- **WRITTEN EXERCISE**
Images appear in the records below; leave them out and repeat everything else exactly.

[Stored data entries]

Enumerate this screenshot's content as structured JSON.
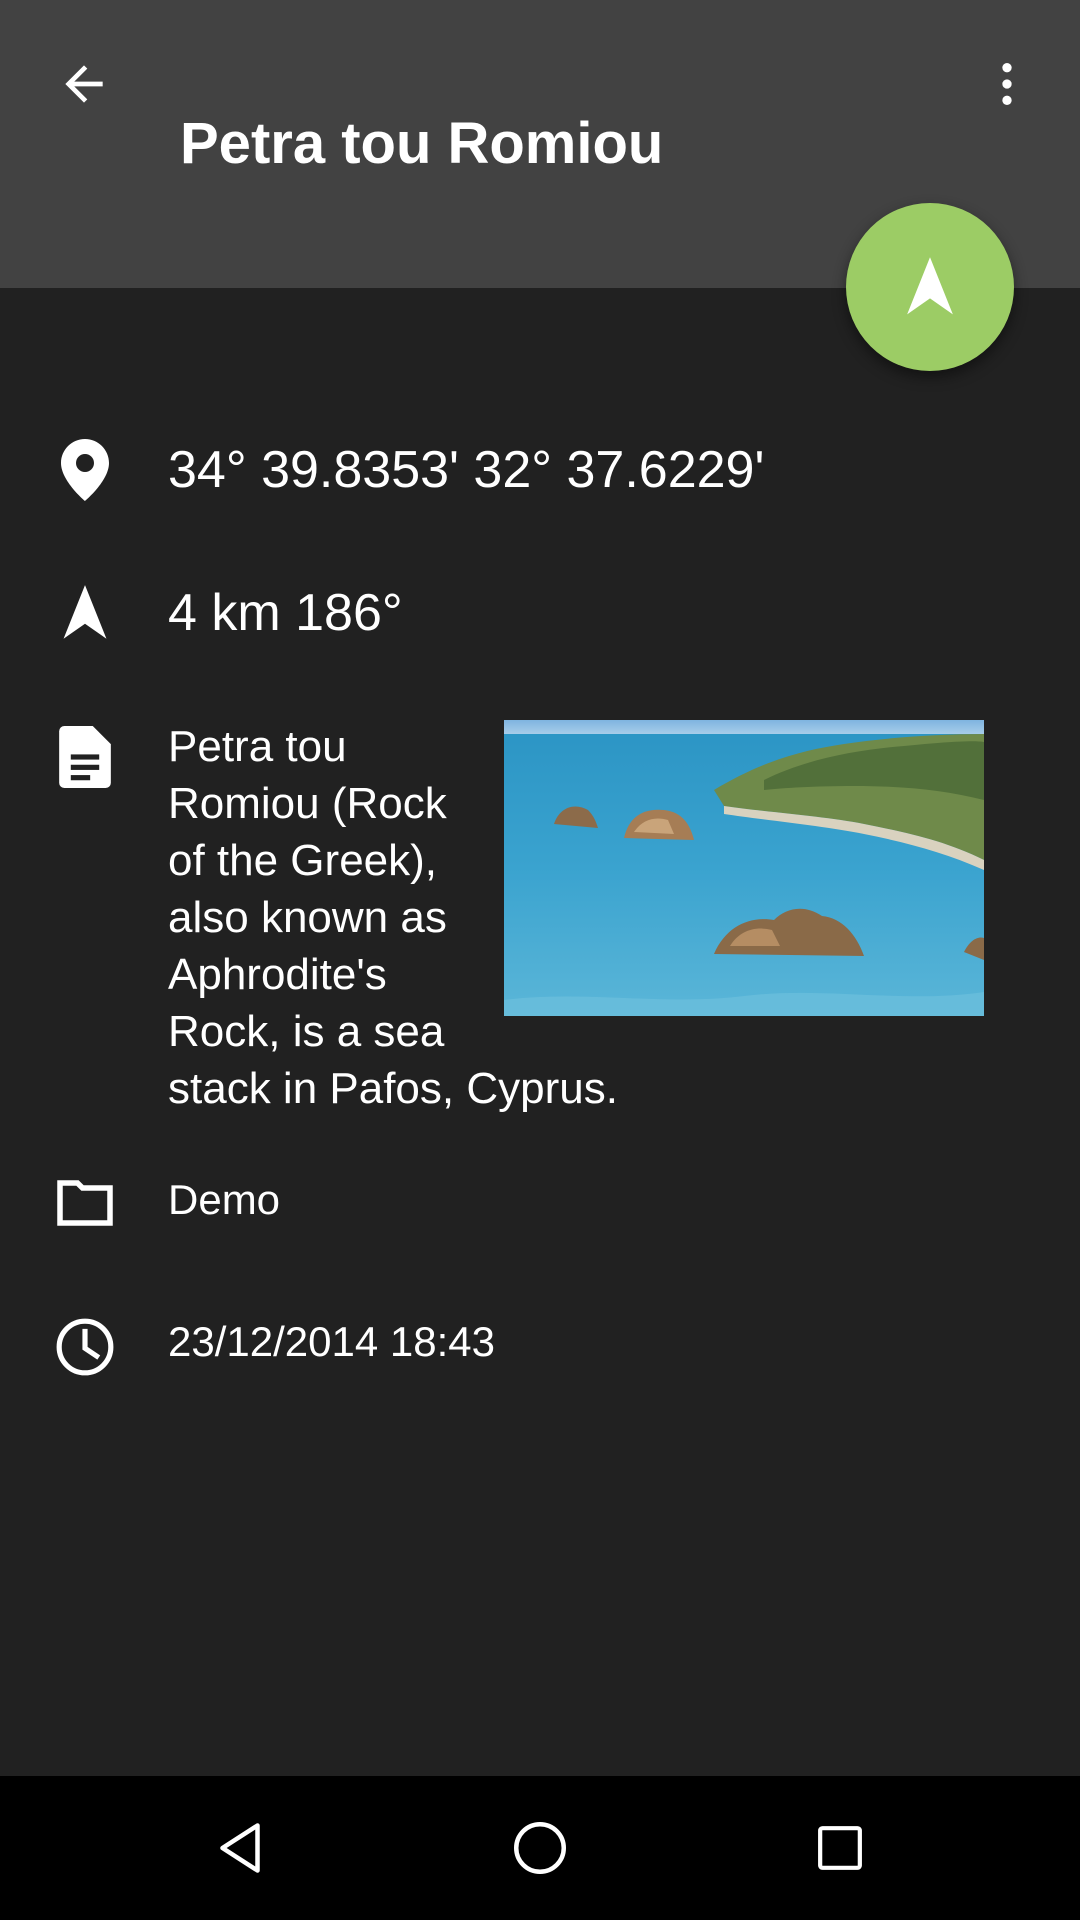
{
  "toolbar": {
    "title": "Petra tou Romiou",
    "back_icon": "arrow-back-icon",
    "menu_icon": "more-vert-icon"
  },
  "fab": {
    "icon": "navigation-icon",
    "color": "#9ccc65"
  },
  "details": {
    "coordinates": "34° 39.8353' 32° 37.6229'",
    "distance_bearing": "4 km 186°",
    "description_main": "Petra tou Romiou (Rock of the Greek), also known as Aphrodite's Rock, is a sea",
    "description_tail": "stack in Pafos, Cyprus.",
    "folder": "Demo",
    "timestamp": "23/12/2014 18:43"
  },
  "colors": {
    "appbar": "#424242",
    "background": "#212121",
    "accent": "#9ccc65"
  }
}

- **TASK RESULT**
Enumerate this screenshot's content as structured JSON.
{
  "toolbar": {
    "title": "Petra tou Romiou",
    "back_icon": "arrow-back-icon",
    "menu_icon": "more-vert-icon"
  },
  "fab": {
    "icon": "navigation-icon",
    "color": "#9ccc65"
  },
  "details": {
    "coordinates": "34° 39.8353' 32° 37.6229'",
    "distance_bearing": "4 km 186°",
    "description_main": "Petra tou Romiou (Rock of the Greek), also known as Aphrodite's Rock, is a sea",
    "description_tail": "stack in Pafos, Cyprus.",
    "folder": "Demo",
    "timestamp": "23/12/2014 18:43"
  },
  "colors": {
    "appbar": "#424242",
    "background": "#212121",
    "accent": "#9ccc65"
  }
}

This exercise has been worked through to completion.